>> START Given data
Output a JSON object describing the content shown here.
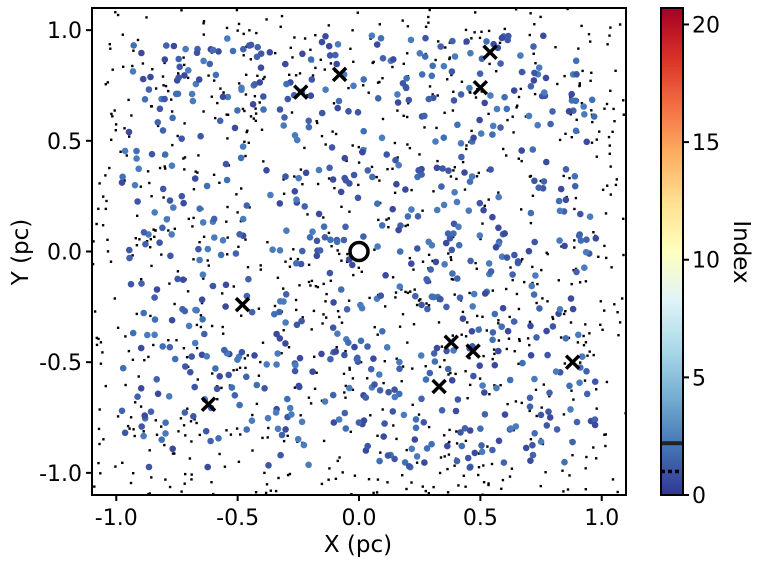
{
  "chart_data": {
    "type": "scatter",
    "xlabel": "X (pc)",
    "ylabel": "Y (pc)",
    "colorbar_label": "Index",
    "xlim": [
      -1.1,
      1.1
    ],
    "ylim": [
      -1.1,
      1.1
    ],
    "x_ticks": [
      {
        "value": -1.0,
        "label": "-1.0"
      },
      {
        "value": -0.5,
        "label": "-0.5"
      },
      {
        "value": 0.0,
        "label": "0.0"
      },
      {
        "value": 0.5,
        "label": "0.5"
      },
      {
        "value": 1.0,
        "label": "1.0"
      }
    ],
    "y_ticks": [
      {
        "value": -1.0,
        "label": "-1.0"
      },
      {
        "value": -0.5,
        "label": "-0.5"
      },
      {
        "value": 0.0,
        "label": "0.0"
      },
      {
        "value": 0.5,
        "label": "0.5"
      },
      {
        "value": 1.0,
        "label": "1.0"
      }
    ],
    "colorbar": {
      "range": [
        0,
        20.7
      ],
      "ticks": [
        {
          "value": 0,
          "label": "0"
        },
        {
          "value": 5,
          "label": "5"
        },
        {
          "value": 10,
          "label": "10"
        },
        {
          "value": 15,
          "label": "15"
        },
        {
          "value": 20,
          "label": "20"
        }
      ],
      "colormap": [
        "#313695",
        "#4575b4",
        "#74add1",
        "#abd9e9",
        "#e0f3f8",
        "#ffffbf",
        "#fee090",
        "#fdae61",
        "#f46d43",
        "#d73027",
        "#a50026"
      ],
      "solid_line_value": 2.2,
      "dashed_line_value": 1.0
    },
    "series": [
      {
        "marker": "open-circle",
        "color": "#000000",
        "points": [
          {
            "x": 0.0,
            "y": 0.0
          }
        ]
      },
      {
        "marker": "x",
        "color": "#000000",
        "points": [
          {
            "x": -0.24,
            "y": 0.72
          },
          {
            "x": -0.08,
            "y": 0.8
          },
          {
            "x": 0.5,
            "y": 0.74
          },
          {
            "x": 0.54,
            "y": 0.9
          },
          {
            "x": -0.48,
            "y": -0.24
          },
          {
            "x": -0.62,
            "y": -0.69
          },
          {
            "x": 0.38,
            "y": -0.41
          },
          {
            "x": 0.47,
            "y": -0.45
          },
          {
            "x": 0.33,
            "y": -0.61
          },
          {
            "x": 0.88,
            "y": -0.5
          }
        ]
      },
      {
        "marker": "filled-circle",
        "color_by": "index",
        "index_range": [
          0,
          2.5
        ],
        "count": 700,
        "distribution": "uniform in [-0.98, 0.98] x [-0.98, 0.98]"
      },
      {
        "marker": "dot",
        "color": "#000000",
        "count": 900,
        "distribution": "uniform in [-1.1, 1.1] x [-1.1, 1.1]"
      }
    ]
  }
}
>> END Given data
_Goal of the exercise_. Scan the lines for the string "uniform". Copy out each line that matches.

_Exercise response_.
        "distribution": "uniform in [-0.98, 0.98] x [-0.98, 0.98]"
        "distribution": "uniform in [-1.1, 1.1] x [-1.1, 1.1]"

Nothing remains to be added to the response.